-- Your task --
Go through the listing and pick out each line with the word "frac" in it.

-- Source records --
========================================

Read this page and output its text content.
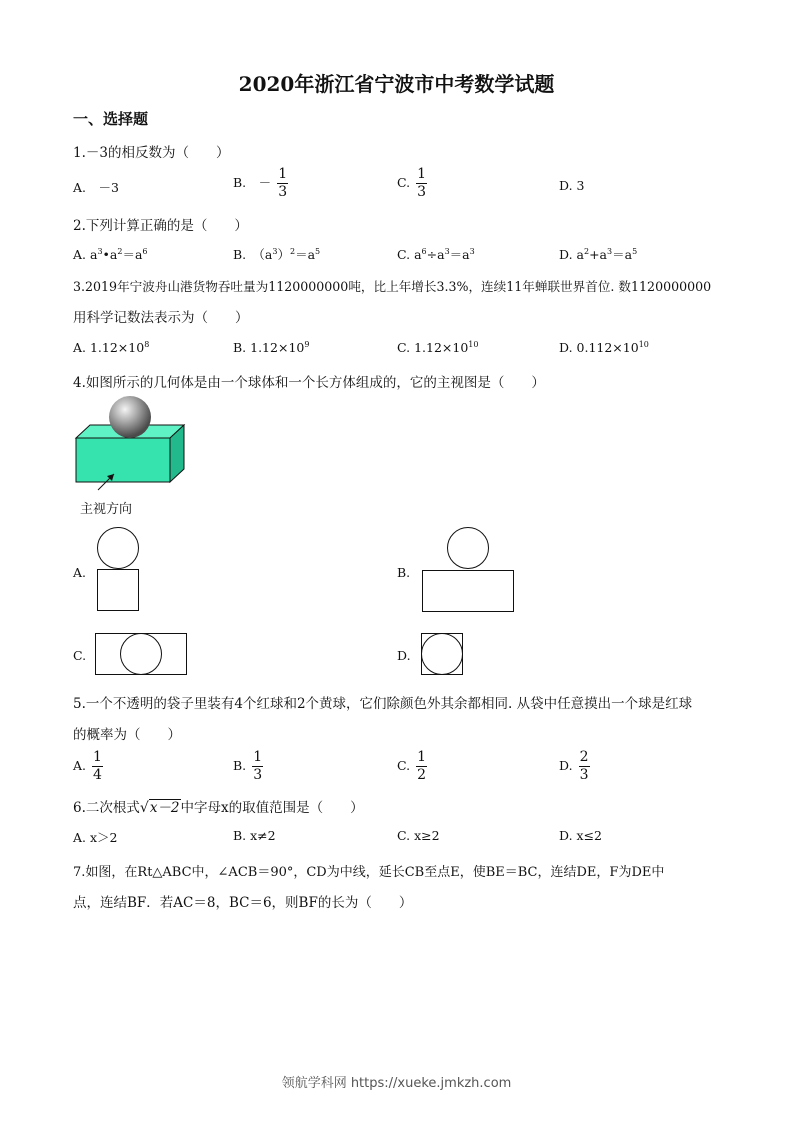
2020年浙江省宁波市中考数学试题
一、选择题
1.－3的相反数为（　　）
A.　－3	B.　－ $\frac{1}{3}$	C. $\frac{1}{3}$	D. 3
2.下列计算正确的是（　　）
A. $a^3•a^2=a^6$	B.　$(a^3)^2=a^5$	C. $a^6\div a^3=a^3$	D. $a^2+a^3=a^5$
3.2019年宁波舟山港货物吞吐量为1120000000吨，比上年增长3.3%，连续11年蝉联世界首位. 数1120000000
用科学记数法表示为（　　）
A. $1.12\times 10^8$	B. $1.12\times 10^9$	C. $1.12\times 10^{10}$	D. $0.112\times 10^{10}$
4.如图所示的几何体是由一个球体和一个长方体组成的，它的主视图是（　　）
主视方向
A.	B.
C.	D.
5.一个不透明的袋子里装有4个红球和2个黄球，它们除颜色外其余都相同. 从袋中任意摸出一个球是红球
的概率为（　　）
A. $\frac{1}{4}$	B. $\frac{1}{3}$	C. $\frac{1}{2}$	D. $\frac{2}{3}$
6.二次根式√x－2中字母x的取值范围是（　　）
A. x＞2	B. x≠2	C. x≥2	D. x≤2
7.如图，在Rt△ABC中，∠ACB＝90°，CD为中线，延长CB至点E，使BE＝BC，连结DE，F为DE中
点，连结BF．若AC＝8，BC＝6，则BF的长为（　　）
领航学科网 https://xueke.jmkzh.com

========================================

-- Written solution --
A.　－3	B.　－ $\frac{1}{3}$	C. $\frac{1}{3}$	D. 3
A. $\frac{1}{4}$	B. $\frac{1}{3}$	C. $\frac{1}{2}$	D. $\frac{2}{3}$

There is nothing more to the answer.